=== SET EXERCISE ===
Images are excluded; otherwise, output every record exactly.

Data entries for graphics
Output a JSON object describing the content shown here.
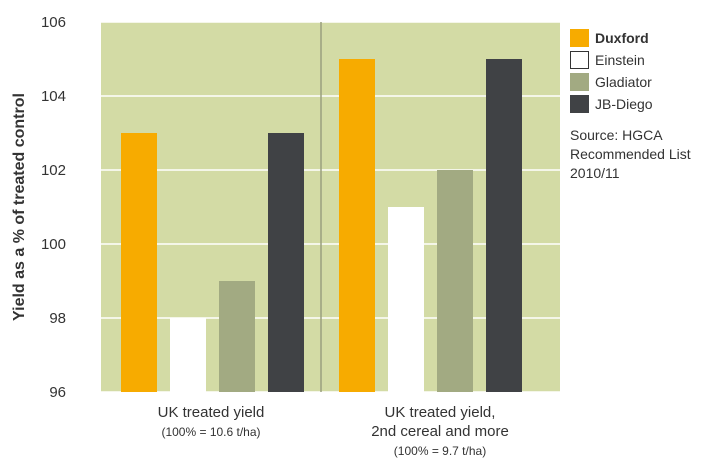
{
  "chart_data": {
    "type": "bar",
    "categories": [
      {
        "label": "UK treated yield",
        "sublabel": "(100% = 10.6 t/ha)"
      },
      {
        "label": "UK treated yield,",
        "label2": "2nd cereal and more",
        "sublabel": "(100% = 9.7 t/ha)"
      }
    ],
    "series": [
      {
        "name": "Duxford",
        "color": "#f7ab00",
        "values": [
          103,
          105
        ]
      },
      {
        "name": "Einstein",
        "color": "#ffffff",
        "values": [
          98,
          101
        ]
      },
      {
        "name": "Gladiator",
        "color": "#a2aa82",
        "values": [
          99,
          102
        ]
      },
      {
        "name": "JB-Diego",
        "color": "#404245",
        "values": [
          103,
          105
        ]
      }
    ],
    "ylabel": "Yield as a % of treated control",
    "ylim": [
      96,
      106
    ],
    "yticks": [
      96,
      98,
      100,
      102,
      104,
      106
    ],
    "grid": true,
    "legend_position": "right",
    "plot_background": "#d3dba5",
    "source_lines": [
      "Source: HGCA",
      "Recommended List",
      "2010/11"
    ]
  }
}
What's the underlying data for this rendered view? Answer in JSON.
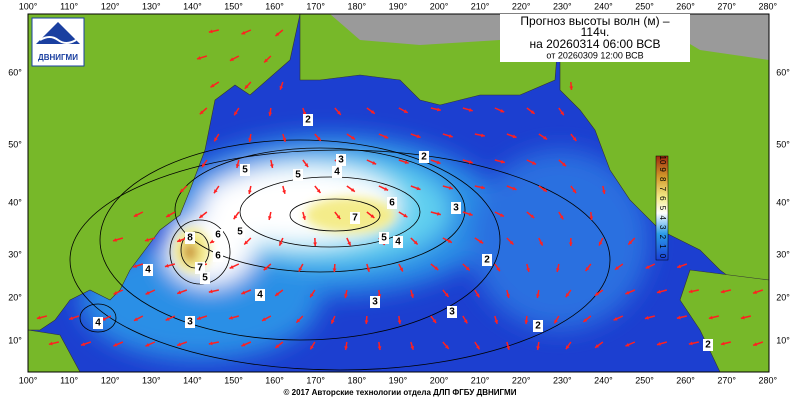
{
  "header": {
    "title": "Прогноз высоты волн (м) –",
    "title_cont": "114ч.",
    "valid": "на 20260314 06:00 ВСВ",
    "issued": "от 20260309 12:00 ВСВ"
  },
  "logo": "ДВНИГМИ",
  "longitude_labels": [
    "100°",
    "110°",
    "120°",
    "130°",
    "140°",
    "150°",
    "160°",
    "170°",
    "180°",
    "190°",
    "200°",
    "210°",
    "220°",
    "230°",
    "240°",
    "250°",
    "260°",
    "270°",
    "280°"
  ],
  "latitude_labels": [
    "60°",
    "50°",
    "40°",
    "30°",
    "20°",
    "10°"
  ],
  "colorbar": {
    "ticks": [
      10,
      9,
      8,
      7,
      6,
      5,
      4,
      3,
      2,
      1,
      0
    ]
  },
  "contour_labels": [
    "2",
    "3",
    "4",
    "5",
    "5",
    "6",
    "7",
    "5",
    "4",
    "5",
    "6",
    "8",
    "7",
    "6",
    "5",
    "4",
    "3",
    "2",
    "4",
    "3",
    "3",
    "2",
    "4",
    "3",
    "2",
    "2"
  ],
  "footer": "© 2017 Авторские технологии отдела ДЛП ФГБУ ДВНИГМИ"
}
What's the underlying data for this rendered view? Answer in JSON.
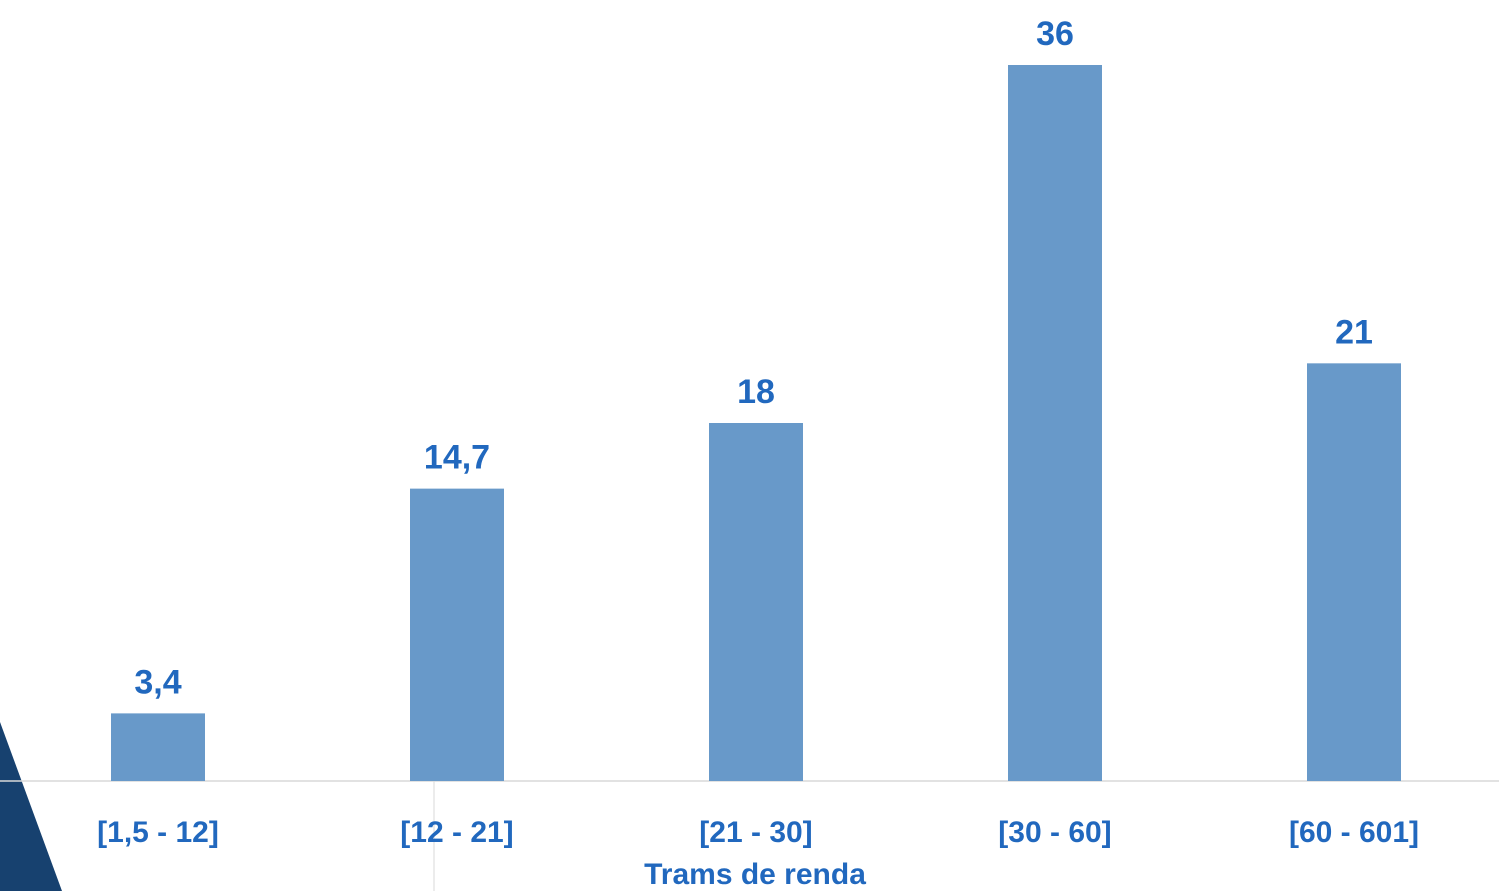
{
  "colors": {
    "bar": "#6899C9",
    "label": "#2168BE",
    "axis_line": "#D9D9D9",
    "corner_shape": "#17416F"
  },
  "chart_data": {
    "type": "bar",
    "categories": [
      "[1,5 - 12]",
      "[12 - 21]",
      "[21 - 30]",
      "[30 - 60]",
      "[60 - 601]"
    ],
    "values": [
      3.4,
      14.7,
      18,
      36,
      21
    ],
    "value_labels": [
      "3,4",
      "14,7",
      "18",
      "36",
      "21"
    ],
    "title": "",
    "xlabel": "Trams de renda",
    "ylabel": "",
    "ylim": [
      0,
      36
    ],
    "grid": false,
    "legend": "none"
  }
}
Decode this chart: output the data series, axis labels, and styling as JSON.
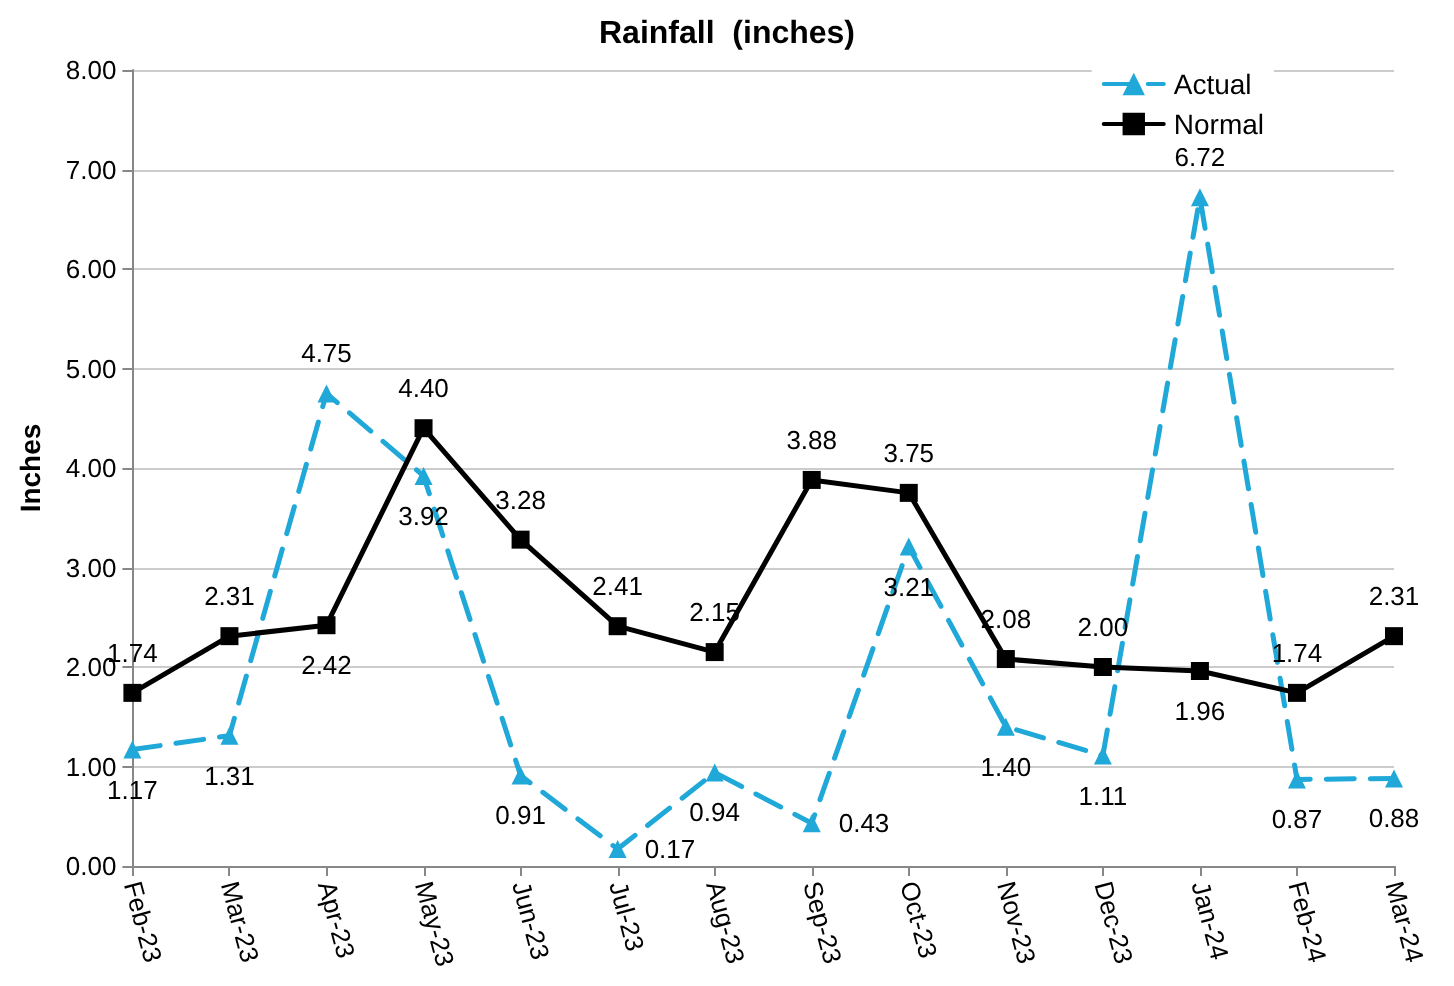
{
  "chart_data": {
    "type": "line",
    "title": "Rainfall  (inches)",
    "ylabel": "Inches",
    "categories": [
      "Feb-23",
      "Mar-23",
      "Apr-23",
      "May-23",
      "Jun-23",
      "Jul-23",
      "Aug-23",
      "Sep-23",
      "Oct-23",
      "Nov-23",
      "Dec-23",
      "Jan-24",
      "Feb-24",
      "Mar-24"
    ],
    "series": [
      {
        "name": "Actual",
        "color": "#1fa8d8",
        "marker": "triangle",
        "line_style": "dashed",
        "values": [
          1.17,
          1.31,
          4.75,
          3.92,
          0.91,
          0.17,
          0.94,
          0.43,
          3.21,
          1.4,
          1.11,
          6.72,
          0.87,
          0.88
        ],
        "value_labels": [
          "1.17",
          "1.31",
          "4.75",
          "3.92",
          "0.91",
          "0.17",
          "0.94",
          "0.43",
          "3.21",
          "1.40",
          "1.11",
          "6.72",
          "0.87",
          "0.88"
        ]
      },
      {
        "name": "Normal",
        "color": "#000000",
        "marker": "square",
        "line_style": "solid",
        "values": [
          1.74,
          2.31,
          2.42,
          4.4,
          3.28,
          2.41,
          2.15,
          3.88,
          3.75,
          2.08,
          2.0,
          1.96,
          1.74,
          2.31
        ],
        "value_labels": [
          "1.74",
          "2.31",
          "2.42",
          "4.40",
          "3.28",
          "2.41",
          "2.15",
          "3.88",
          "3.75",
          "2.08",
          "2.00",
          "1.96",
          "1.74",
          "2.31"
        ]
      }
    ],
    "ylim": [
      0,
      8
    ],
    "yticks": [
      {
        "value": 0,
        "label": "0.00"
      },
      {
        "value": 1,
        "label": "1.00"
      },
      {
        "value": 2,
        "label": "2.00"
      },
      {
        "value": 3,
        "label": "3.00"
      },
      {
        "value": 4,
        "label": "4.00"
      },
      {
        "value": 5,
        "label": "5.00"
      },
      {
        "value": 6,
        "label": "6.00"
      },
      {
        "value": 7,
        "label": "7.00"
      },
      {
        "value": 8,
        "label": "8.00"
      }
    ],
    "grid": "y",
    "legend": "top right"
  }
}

=== CORRECT ANSWER ===
Output a JSON object describing the content shown here.
{
  "chart_data": {
    "type": "bar",
    "categories": [
      {
        "label": "UK treated yield",
        "sublabel": "(100% = 10.6 t/ha)"
      },
      {
        "label": "UK treated yield,",
        "label2": "2nd cereal and more",
        "sublabel": "(100% = 9.7 t/ha)"
      }
    ],
    "series": [
      {
        "name": "Duxford",
        "color": "#f7ab00",
        "values": [
          103,
          105
        ]
      },
      {
        "name": "Einstein",
        "color": "#ffffff",
        "values": [
          98,
          101
        ]
      },
      {
        "name": "Gladiator",
        "color": "#a2aa82",
        "values": [
          99,
          102
        ]
      },
      {
        "name": "JB-Diego",
        "color": "#404245",
        "values": [
          103,
          105
        ]
      }
    ],
    "ylabel": "Yield as a % of treated control",
    "ylim": [
      96,
      106
    ],
    "yticks": [
      96,
      98,
      100,
      102,
      104,
      106
    ],
    "grid": true,
    "legend_position": "right",
    "plot_background": "#d3dba5",
    "source_lines": [
      "Source: HGCA",
      "Recommended List",
      "2010/11"
    ]
  }
}
What's the underlying data for this rendered view? Answer in JSON.
{
  "header": {
    "title": "Прогноз высоты волн (м) –",
    "title_cont": "114ч.",
    "valid": "на 20260314 06:00 ВСВ",
    "issued": "от 20260309 12:00 ВСВ"
  },
  "logo": "ДВНИГМИ",
  "longitude_labels": [
    "100°",
    "110°",
    "120°",
    "130°",
    "140°",
    "150°",
    "160°",
    "170°",
    "180°",
    "190°",
    "200°",
    "210°",
    "220°",
    "230°",
    "240°",
    "250°",
    "260°",
    "270°",
    "280°"
  ],
  "latitude_labels": [
    "60°",
    "50°",
    "40°",
    "30°",
    "20°",
    "10°"
  ],
  "colorbar": {
    "ticks": [
      10,
      9,
      8,
      7,
      6,
      5,
      4,
      3,
      2,
      1,
      0
    ]
  },
  "contour_labels": [
    "2",
    "3",
    "4",
    "5",
    "5",
    "6",
    "7",
    "5",
    "4",
    "5",
    "6",
    "8",
    "7",
    "6",
    "5",
    "4",
    "3",
    "2",
    "4",
    "3",
    "3",
    "2",
    "4",
    "3",
    "2",
    "2"
  ],
  "footer": "© 2017 Авторские технологии отдела ДЛП ФГБУ ДВНИГМИ"
}
What's the underlying data for this rendered view? Answer in JSON.
{
  "colors": {
    "bar": "#6899C9",
    "label": "#2168BE",
    "axis_line": "#D9D9D9",
    "corner_shape": "#17416F"
  },
  "chart_data": {
    "type": "bar",
    "categories": [
      "[1,5 - 12]",
      "[12 - 21]",
      "[21 - 30]",
      "[30 - 60]",
      "[60 - 601]"
    ],
    "values": [
      3.4,
      14.7,
      18,
      36,
      21
    ],
    "value_labels": [
      "3,4",
      "14,7",
      "18",
      "36",
      "21"
    ],
    "title": "",
    "xlabel": "Trams de renda",
    "ylabel": "",
    "ylim": [
      0,
      36
    ],
    "grid": false,
    "legend": "none"
  }
}
Decode this chart: output the data series, axis labels, and styling as JSON.
{
  "chart_data": {
    "type": "line",
    "title": "Rainfall  (inches)",
    "ylabel": "Inches",
    "categories": [
      "Feb-23",
      "Mar-23",
      "Apr-23",
      "May-23",
      "Jun-23",
      "Jul-23",
      "Aug-23",
      "Sep-23",
      "Oct-23",
      "Nov-23",
      "Dec-23",
      "Jan-24",
      "Feb-24",
      "Mar-24"
    ],
    "series": [
      {
        "name": "Actual",
        "color": "#1fa8d8",
        "marker": "triangle",
        "line_style": "dashed",
        "values": [
          1.17,
          1.31,
          4.75,
          3.92,
          0.91,
          0.17,
          0.94,
          0.43,
          3.21,
          1.4,
          1.11,
          6.72,
          0.87,
          0.88
        ],
        "value_labels": [
          "1.17",
          "1.31",
          "4.75",
          "3.92",
          "0.91",
          "0.17",
          "0.94",
          "0.43",
          "3.21",
          "1.40",
          "1.11",
          "6.72",
          "0.87",
          "0.88"
        ]
      },
      {
        "name": "Normal",
        "color": "#000000",
        "marker": "square",
        "line_style": "solid",
        "values": [
          1.74,
          2.31,
          2.42,
          4.4,
          3.28,
          2.41,
          2.15,
          3.88,
          3.75,
          2.08,
          2.0,
          1.96,
          1.74,
          2.31
        ],
        "value_labels": [
          "1.74",
          "2.31",
          "2.42",
          "4.40",
          "3.28",
          "2.41",
          "2.15",
          "3.88",
          "3.75",
          "2.08",
          "2.00",
          "1.96",
          "1.74",
          "2.31"
        ]
      }
    ],
    "ylim": [
      0,
      8
    ],
    "yticks": [
      {
        "value": 0,
        "label": "0.00"
      },
      {
        "value": 1,
        "label": "1.00"
      },
      {
        "value": 2,
        "label": "2.00"
      },
      {
        "value": 3,
        "label": "3.00"
      },
      {
        "value": 4,
        "label": "4.00"
      },
      {
        "value": 5,
        "label": "5.00"
      },
      {
        "value": 6,
        "label": "6.00"
      },
      {
        "value": 7,
        "label": "7.00"
      },
      {
        "value": 8,
        "label": "8.00"
      }
    ],
    "grid": "y",
    "legend": "top right"
  }
}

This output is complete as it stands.